RECORDS FOR THE EXERCISE:
-*-

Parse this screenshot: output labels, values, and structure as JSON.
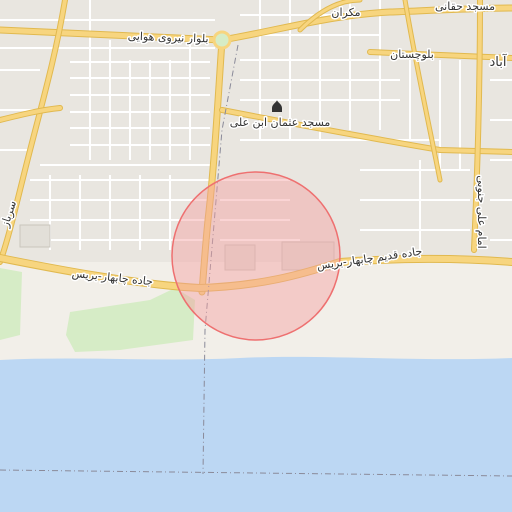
{
  "map": {
    "colors": {
      "land": "#f2efe9",
      "urban": "#e8e5df",
      "sea": "#bcd7f3",
      "green": "#d6ecc6",
      "beach": "#f5f2ec",
      "major_road": "#f7d57f",
      "major_road_casing": "#e1b94f",
      "minor_road": "#ffffff",
      "street_casing": "#d4d0c8",
      "boundary": "#8a8a99",
      "highlight_fill": "#f5a0a0",
      "highlight_stroke": "#ee7070"
    },
    "labels": {
      "street_hawai": "بلوار نیروی هوایی",
      "street_makran": "مکران",
      "mosque_haqqani": "مسجد حقانی",
      "street_baluchestan": "بلوچستان",
      "place_abad": "آباد",
      "mosque_uthman": "مسجد عثمان ابن علی",
      "street_imam_ali": "امام علی جنوبی",
      "street_sarbaz": "سرباز",
      "road_chabahar_east": "جاده قدیم چابهار-بریس",
      "road_chabahar_west": "جاده چابهار-بریس"
    },
    "icons": {
      "mosque": "mosque-icon"
    }
  }
}
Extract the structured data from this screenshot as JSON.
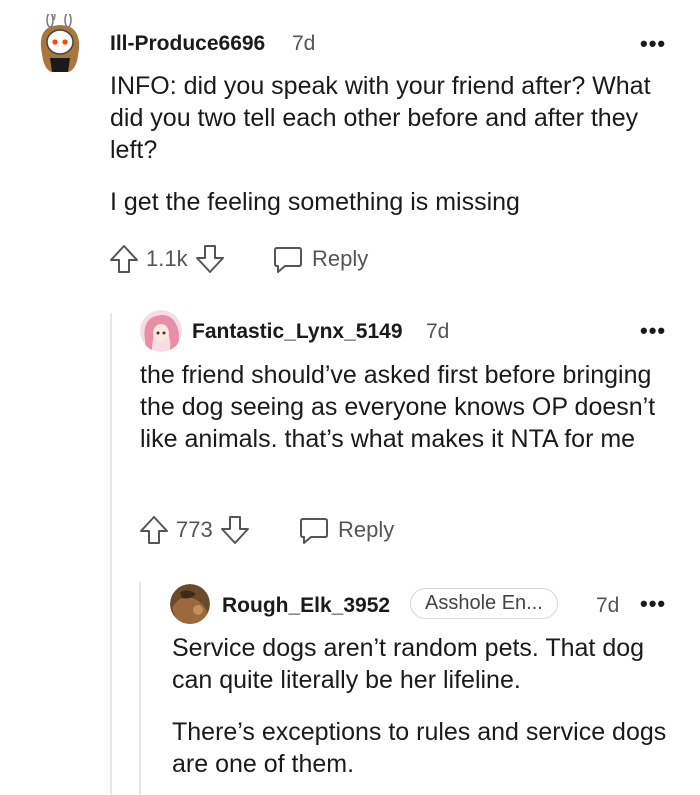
{
  "comments": [
    {
      "username": "Ill-Produce6696",
      "time": "7d",
      "paragraphs": [
        "INFO: did you speak with your friend after? What did you two tell each other before and after they left?",
        "I get the feeling something is missing"
      ],
      "votes": "1.1k",
      "reply_label": "Reply",
      "avatar_icon": "snoo-bunny-avatar"
    },
    {
      "username": "Fantastic_Lynx_5149",
      "time": "7d",
      "paragraphs": [
        "the friend should’ve asked first before bringing the dog seeing as everyone knows OP doesn’t like animals. that’s what makes it NTA for me"
      ],
      "votes": "773",
      "reply_label": "Reply",
      "avatar_icon": "pink-hair-avatar"
    },
    {
      "username": "Rough_Elk_3952",
      "flair": "Asshole En...",
      "time": "7d",
      "paragraphs": [
        "Service dogs aren’t random pets. That dog can quite literally be her lifeline.",
        "There’s exceptions to rules and service dogs are one of them."
      ],
      "avatar_icon": "brown-photo-avatar"
    }
  ],
  "colors": {
    "text": "#1a1a1b",
    "meta": "#555555",
    "thread_line": "#e6e6e6"
  }
}
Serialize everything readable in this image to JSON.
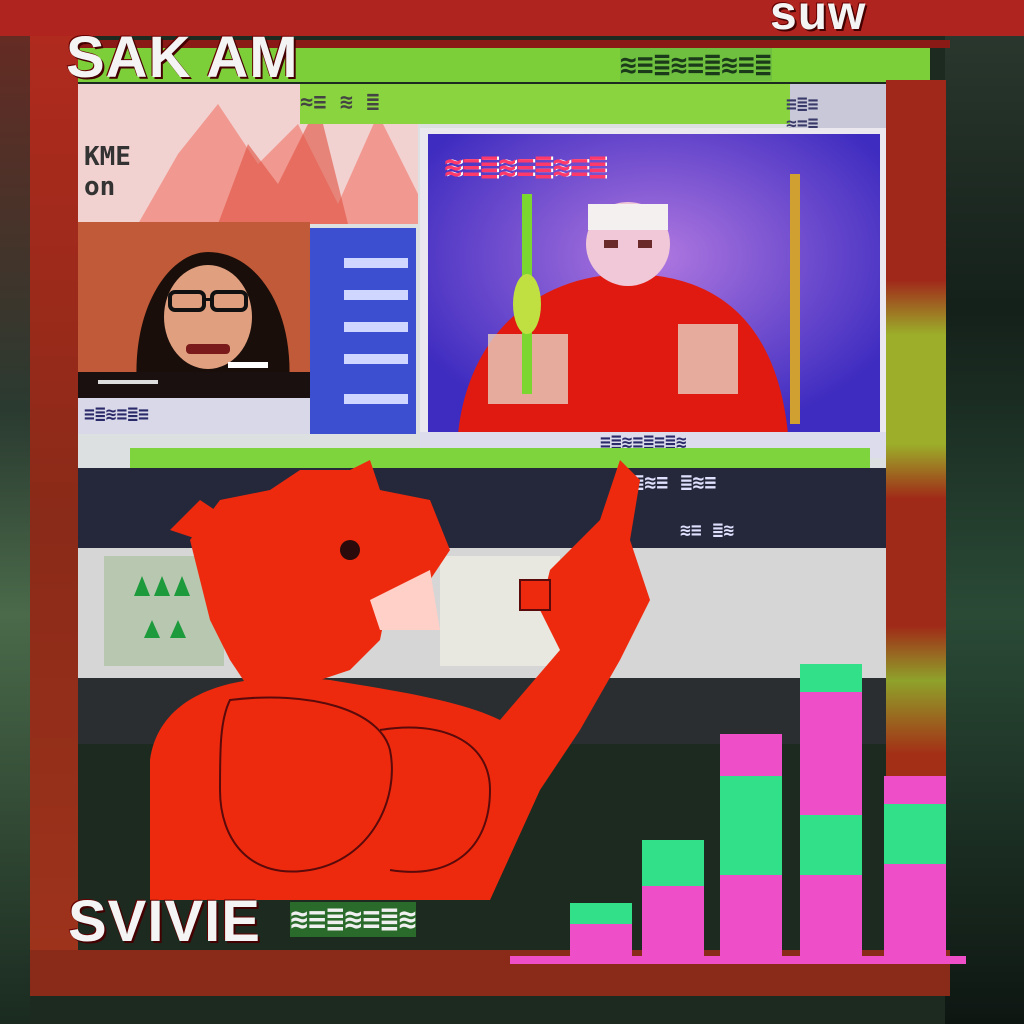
{
  "labels": {
    "top_left": "SAK AM",
    "top_right": "suw",
    "bottom_left": "SVIVIE"
  },
  "colors": {
    "frame_red": "#c0201a",
    "screen_purple": "#5a3ec8",
    "bar_magenta": "#ee4fc8",
    "bar_green": "#33e08a",
    "dog_red": "#ee2a0e",
    "neon_green": "#8adf3a"
  },
  "bars": [
    {
      "segments": [
        {
          "color": "magenta",
          "value": 0.18
        },
        {
          "color": "green",
          "value": 0.12
        }
      ]
    },
    {
      "segments": [
        {
          "color": "magenta",
          "value": 0.4
        },
        {
          "color": "green",
          "value": 0.26
        }
      ]
    },
    {
      "segments": [
        {
          "color": "magenta",
          "value": 0.46
        },
        {
          "color": "green",
          "value": 0.56
        },
        {
          "color": "magenta",
          "value": 0.24
        }
      ]
    },
    {
      "segments": [
        {
          "color": "magenta",
          "value": 0.46
        },
        {
          "color": "green",
          "value": 0.34
        },
        {
          "color": "magenta",
          "value": 0.7
        },
        {
          "color": "green",
          "value": 0.16
        }
      ]
    },
    {
      "segments": [
        {
          "color": "magenta",
          "value": 0.52
        },
        {
          "color": "green",
          "value": 0.34
        },
        {
          "color": "magenta",
          "value": 0.16
        }
      ]
    }
  ]
}
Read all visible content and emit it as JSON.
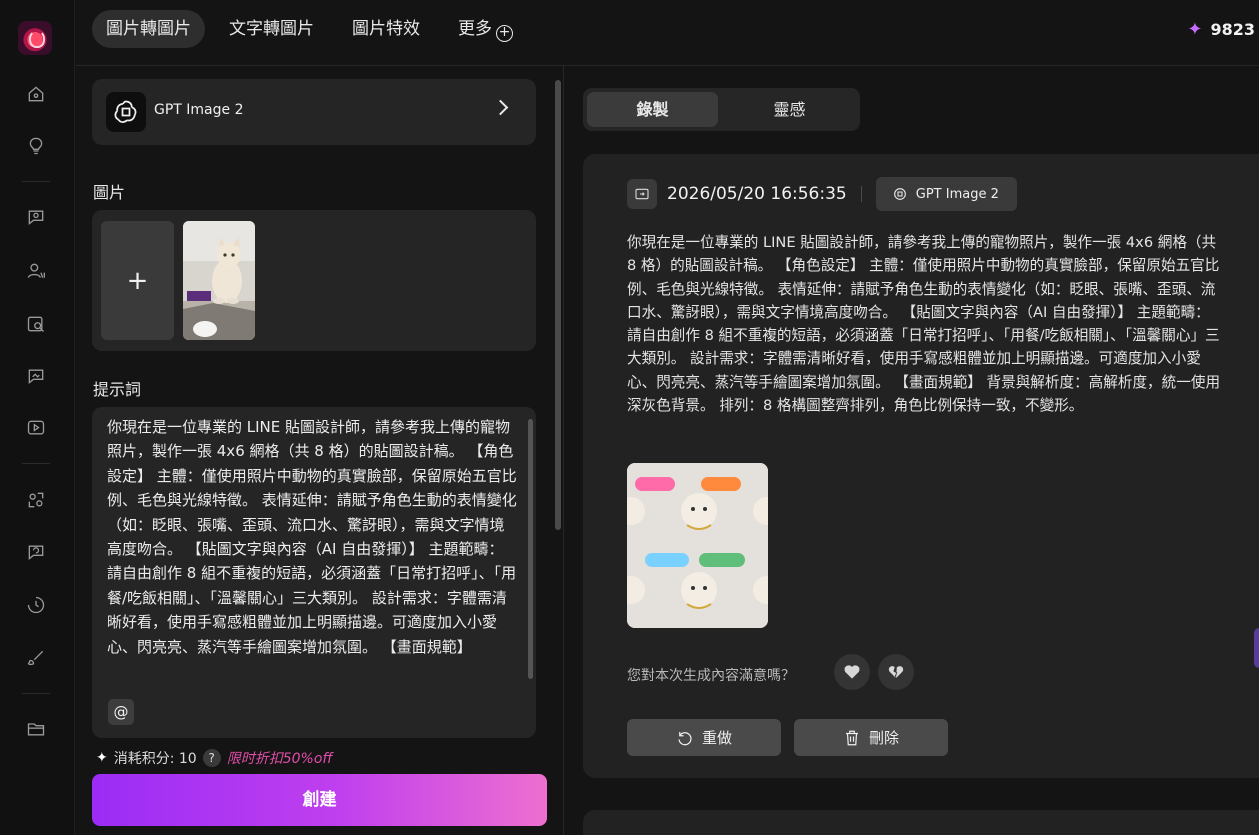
{
  "topbar": {
    "tabs": [
      {
        "label": "圖片轉圖片",
        "active": true
      },
      {
        "label": "文字轉圖片",
        "active": false
      },
      {
        "label": "圖片特效",
        "active": false
      },
      {
        "label": "更多",
        "active": false
      }
    ],
    "more_icon": "plus-circle-icon",
    "credits": "9823",
    "credits_icon": "sparkle-icon"
  },
  "rail": {
    "items": [
      "home-icon",
      "lightbulb-icon",
      "chat-image-icon",
      "ai-avatar-icon",
      "image-search-icon",
      "chat-image-icon",
      "video-icon",
      "face-swap-icon",
      "chat-refresh-icon",
      "history-icon",
      "brush-icon",
      "folder-icon"
    ]
  },
  "left": {
    "model": {
      "name": "GPT Image 2",
      "icon": "openai-icon"
    },
    "image_label": "圖片",
    "add_symbol": "+",
    "prompt_label": "提示詞",
    "prompt_text": "你現在是一位專業的 LINE 貼圖設計師，請參考我上傳的寵物照片，製作一張 4x6 網格（共 8 格）的貼圖設計稿。 【角色設定】 主體：僅使用照片中動物的真實臉部，保留原始五官比例、毛色與光線特徵。 表情延伸：請賦予角色生動的表情變化（如：眨眼、張嘴、歪頭、流口水、驚訝眼），需與文字情境高度吻合。 【貼圖文字與內容（AI 自由發揮）】 主題範疇：請自由創作 8 組不重複的短語，必須涵蓋「日常打招呼」、「用餐/吃飯相關」、「溫馨關心」三大類別。 設計需求：字體需清晰好看，使用手寫感粗體並加上明顯描邊。可適度加入小愛心、閃亮亮、蒸汽等手繪圖案增加氛圍。 【畫面規範】",
    "mention_symbol": "@",
    "cost_label": "消耗积分: 10",
    "help_symbol": "?",
    "promo": "限时折扣50%off",
    "create_label": "創建"
  },
  "right": {
    "segments": [
      {
        "label": "錄製",
        "active": true
      },
      {
        "label": "靈感",
        "active": false
      }
    ],
    "record": {
      "date": "2026/05/20 16:56:35",
      "model": "GPT Image 2",
      "text": "你現在是一位專業的 LINE 貼圖設計師，請參考我上傳的寵物照片，製作一張 4x6 網格（共 8 格）的貼圖設計稿。 【角色設定】 主體：僅使用照片中動物的真實臉部，保留原始五官比例、毛色與光線特徵。 表情延伸：請賦予角色生動的表情變化（如：眨眼、張嘴、歪頭、流口水、驚訝眼），需與文字情境高度吻合。 【貼圖文字與內容（AI 自由發揮）】 主題範疇：請自由創作 8 組不重複的短語，必須涵蓋「日常打招呼」、「用餐/吃飯相關」、「溫馨關心」三大類別。 設計需求：字體需清晰好看，使用手寫感粗體並加上明顯描邊。可適度加入小愛心、閃亮亮、蒸汽等手繪圖案增加氛圍。 【畫面規範】 背景與解析度：高解析度，統一使用深灰色背景。 排列：8 格構圖整齊排列，角色比例保持一致，不變形。",
      "feedback_question": "您對本次生成內容滿意嗎？",
      "redo_label": "重做",
      "delete_label": "刪除"
    }
  },
  "colors": {
    "accent_start": "#9b2cf5",
    "accent_end": "#ee6fcf",
    "promo": "#e14ea9",
    "credits_star": "#c86bff"
  }
}
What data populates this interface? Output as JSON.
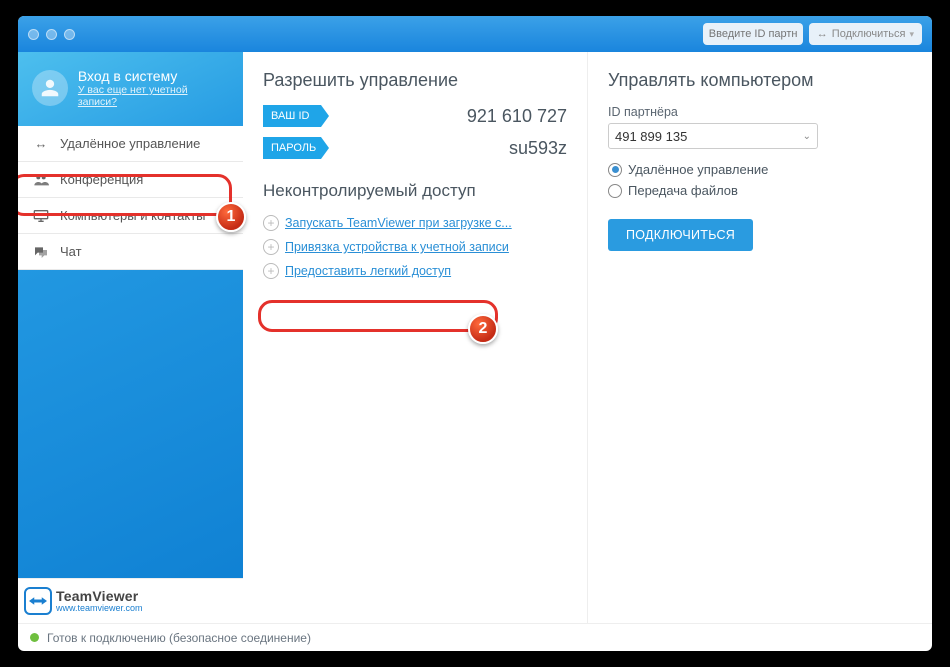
{
  "titlebar": {
    "partner_id_placeholder": "Введите ID партн",
    "connect_label": "Подключиться"
  },
  "sidebar": {
    "login_title": "Вход в систему",
    "login_sub": "У вас еще нет учетной записи?",
    "items": [
      {
        "label": "Удалённое управление"
      },
      {
        "label": "Конференция"
      },
      {
        "label": "Компьютеры и контакты"
      },
      {
        "label": "Чат"
      }
    ],
    "brand": "TeamViewer",
    "brand_url": "www.teamviewer.com"
  },
  "allow": {
    "heading": "Разрешить управление",
    "id_label": "ВАШ ID",
    "id_value": "921 610 727",
    "pw_label": "ПАРОЛЬ",
    "pw_value": "su593z",
    "unattended_heading": "Неконтролируемый доступ",
    "links": [
      "Запускать TeamViewer при загрузке с...",
      "Привязка устройства к учетной записи",
      "Предоставить легкий доступ"
    ]
  },
  "control": {
    "heading": "Управлять компьютером",
    "partner_label": "ID партнёра",
    "partner_value": "491 899 135",
    "radio_remote": "Удалённое управление",
    "radio_files": "Передача файлов",
    "connect_btn": "ПОДКЛЮЧИТЬСЯ"
  },
  "status": "Готов к подключению (безопасное соединение)",
  "badges": {
    "one": "1",
    "two": "2"
  }
}
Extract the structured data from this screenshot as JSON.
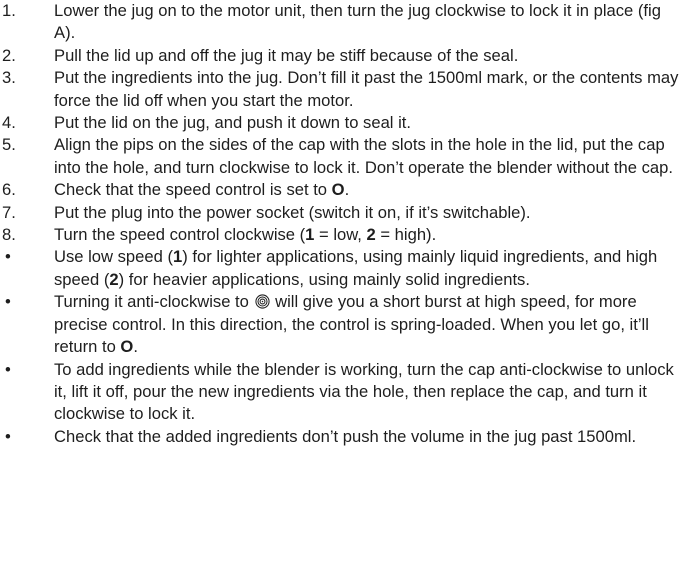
{
  "steps": [
    {
      "marker": "1.",
      "text": "Lower the jug on to the motor unit, then turn the jug clockwise to lock it in place (fig A)."
    },
    {
      "marker": "2.",
      "text": "Pull the lid up and off the jug it may be stiff because of the seal."
    },
    {
      "marker": "3.",
      "text": "Put the ingredients into the jug. Don’t fill it past the 1500ml mark, or the contents may force the lid off when you start the motor."
    },
    {
      "marker": "4.",
      "text": "Put the lid on the jug, and push it down to seal it."
    },
    {
      "marker": "5.",
      "text": "Align the pips on the sides of the cap with the slots in the hole in the lid, put the cap into the hole, and turn clockwise to lock it. Don’t operate the blender without the cap."
    },
    {
      "marker": "6.",
      "text_before": "Check that the speed control is set to ",
      "bold": "O",
      "text_after": "."
    },
    {
      "marker": "7.",
      "text": "Put the plug into the power socket (switch it on, if it’s switchable)."
    },
    {
      "marker": "8.",
      "parts": [
        "Turn the speed control clockwise (",
        "1",
        " = low, ",
        "2",
        " = high)."
      ]
    }
  ],
  "bullets": [
    {
      "marker": "•",
      "parts": [
        "Use low speed (",
        "1",
        ") for lighter applications, using mainly liquid ingredients, and high speed (",
        "2",
        ") for heavier applications, using mainly solid ingredients."
      ]
    },
    {
      "marker": "•",
      "text_before": "Turning it anti-clockwise to ",
      "icon": "pulse-swirl-icon",
      "text_middle": " will give you a short burst at high speed, for more precise control. In this direction, the control is spring-loaded. When you let go, it’ll return to ",
      "bold": "O",
      "text_after": "."
    },
    {
      "marker": "•",
      "text": "To add ingredients while the blender is working, turn the cap anti-clockwise to unlock it, lift it off, pour the new ingredients via the hole, then replace the cap, and turn it clockwise to lock it."
    },
    {
      "marker": "•",
      "text": "Check that the added ingredients don’t push the volume in the jug past 1500ml."
    }
  ]
}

-*-

Copy whichever lines in the listing above contain the word "Удалённое".

        "label": "Удалённое управление"
    "radio_remote": "Удалённое управление",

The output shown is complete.